(Entries)
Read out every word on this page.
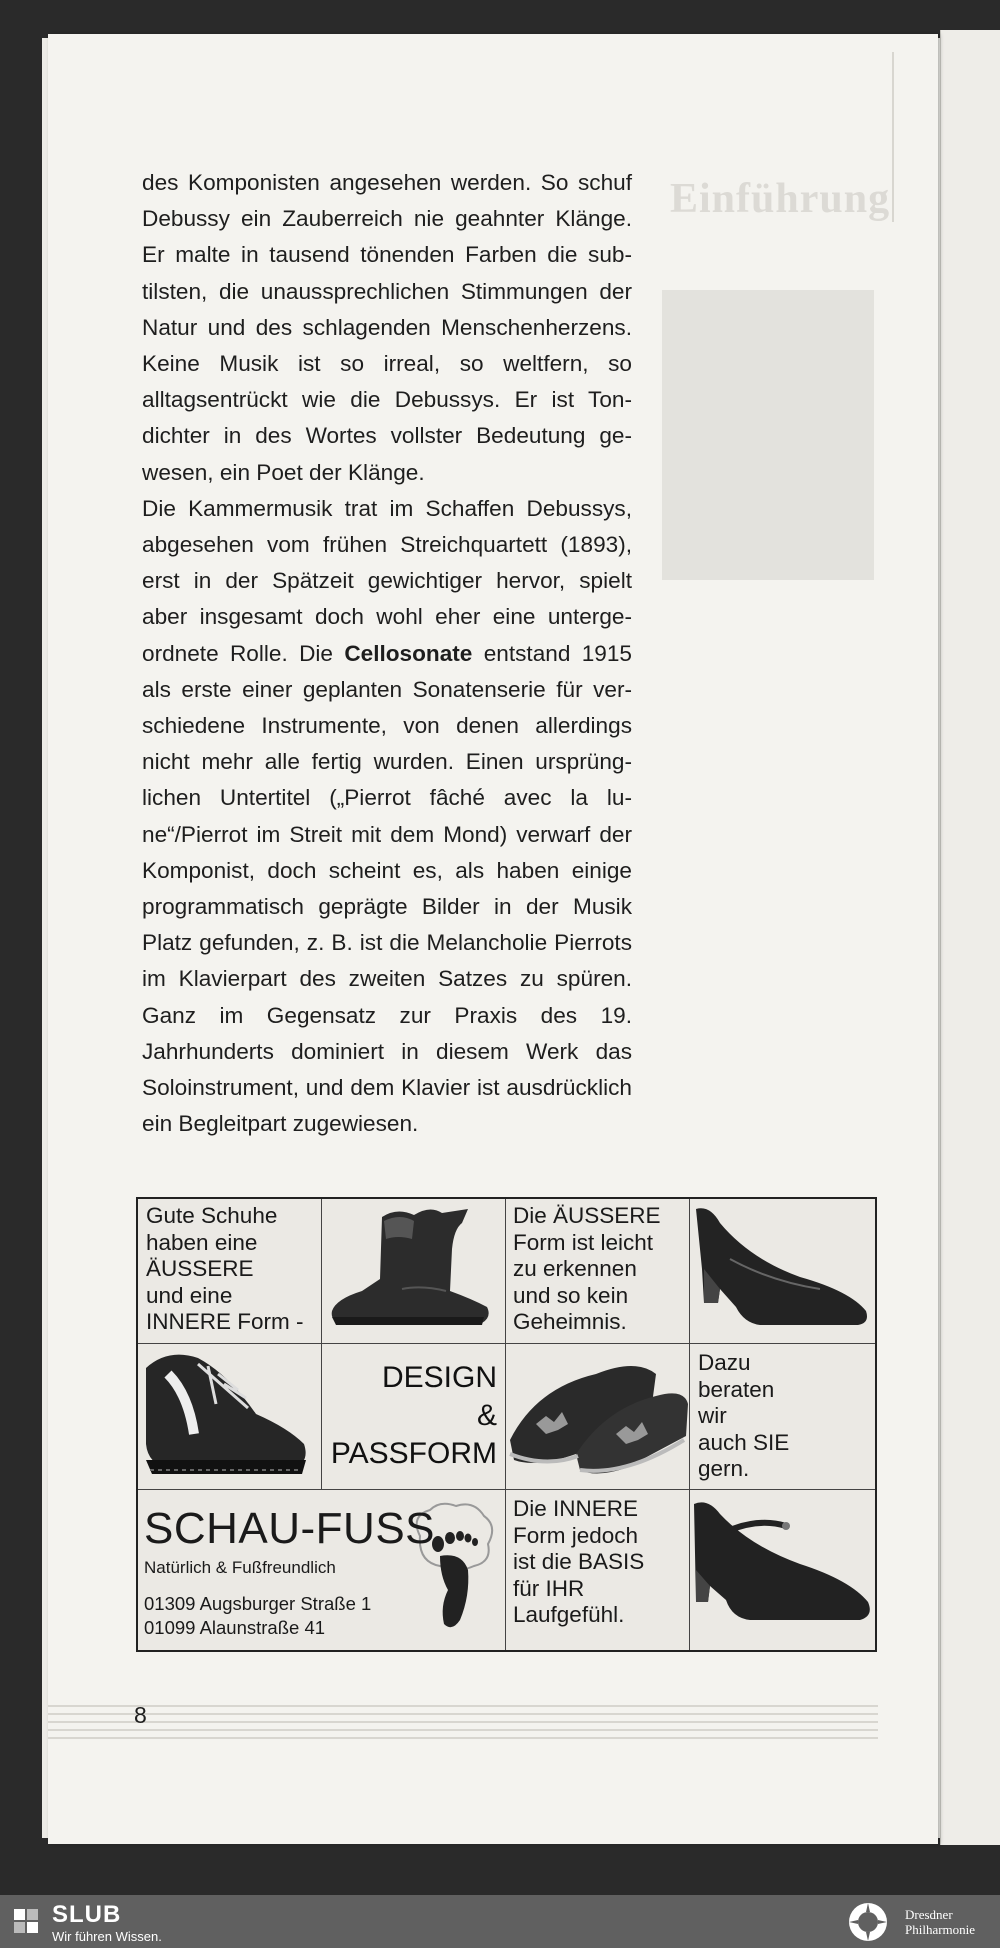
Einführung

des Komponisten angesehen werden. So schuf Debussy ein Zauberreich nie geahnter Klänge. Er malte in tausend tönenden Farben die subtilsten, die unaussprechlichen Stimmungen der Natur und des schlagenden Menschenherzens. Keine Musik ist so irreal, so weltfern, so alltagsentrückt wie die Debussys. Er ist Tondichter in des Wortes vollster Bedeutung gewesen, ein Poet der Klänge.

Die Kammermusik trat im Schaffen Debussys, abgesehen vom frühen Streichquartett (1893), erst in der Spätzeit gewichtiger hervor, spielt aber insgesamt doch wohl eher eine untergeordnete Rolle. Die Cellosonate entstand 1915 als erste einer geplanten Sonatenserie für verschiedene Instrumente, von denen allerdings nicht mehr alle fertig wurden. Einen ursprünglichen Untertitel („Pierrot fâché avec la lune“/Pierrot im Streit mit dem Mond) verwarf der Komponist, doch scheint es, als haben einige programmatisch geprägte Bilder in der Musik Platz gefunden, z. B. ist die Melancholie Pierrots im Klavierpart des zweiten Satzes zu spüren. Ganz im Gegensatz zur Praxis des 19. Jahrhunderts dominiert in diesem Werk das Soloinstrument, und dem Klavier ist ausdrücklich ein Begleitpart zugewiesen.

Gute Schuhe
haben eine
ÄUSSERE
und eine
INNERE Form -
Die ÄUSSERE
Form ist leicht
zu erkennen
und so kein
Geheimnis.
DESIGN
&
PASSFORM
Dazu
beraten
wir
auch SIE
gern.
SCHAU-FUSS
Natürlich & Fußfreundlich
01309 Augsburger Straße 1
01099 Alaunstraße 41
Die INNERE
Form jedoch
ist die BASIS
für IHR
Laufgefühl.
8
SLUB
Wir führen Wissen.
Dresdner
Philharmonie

(Task directions) Reproduce the material above in full, exactly, with no images.

(Result)
Read out every word on this page.
Einführung

des Komponisten angesehen werden. So schuf Debussy ein Zauberreich nie geahnter Klänge. Er malte in tausend tönenden Farben die subtilsten, die unaussprechlichen Stimmungen der Natur und des schlagenden Menschenherzens. Keine Musik ist so irreal, so weltfern, so alltagsentrückt wie die Debussys. Er ist Tondichter in des Wortes vollster Bedeutung gewesen, ein Poet der Klänge.

Die Kammermusik trat im Schaffen Debussys, abgesehen vom frühen Streichquartett (1893), erst in der Spätzeit gewichtiger hervor, spielt aber insgesamt doch wohl eher eine untergeordnete Rolle. Die Cellosonate entstand 1915 als erste einer geplanten Sonatenserie für verschiedene Instrumente, von denen allerdings nicht mehr alle fertig wurden. Einen ursprünglichen Untertitel („Pierrot fâché avec la lune“/Pierrot im Streit mit dem Mond) verwarf der Komponist, doch scheint es, als haben einige programmatisch geprägte Bilder in der Musik Platz gefunden, z. B. ist die Melancholie Pierrots im Klavierpart des zweiten Satzes zu spüren. Ganz im Gegensatz zur Praxis des 19. Jahrhunderts dominiert in diesem Werk das Soloinstrument, und dem Klavier ist ausdrücklich ein Begleitpart zugewiesen.

Gute Schuhe
haben eine
ÄUSSERE
und eine
INNERE Form -
Die ÄUSSERE
Form ist leicht
zu erkennen
und so kein
Geheimnis.
DESIGN
&
PASSFORM
Dazu
beraten
wir
auch SIE
gern.
SCHAU-FUSS
Natürlich & Fußfreundlich
01309 Augsburger Straße 1
01099 Alaunstraße 41
Die INNERE
Form jedoch
ist die BASIS
für IHR
Laufgefühl.
8
SLUB
Wir führen Wissen.
Dresdner
Philharmonie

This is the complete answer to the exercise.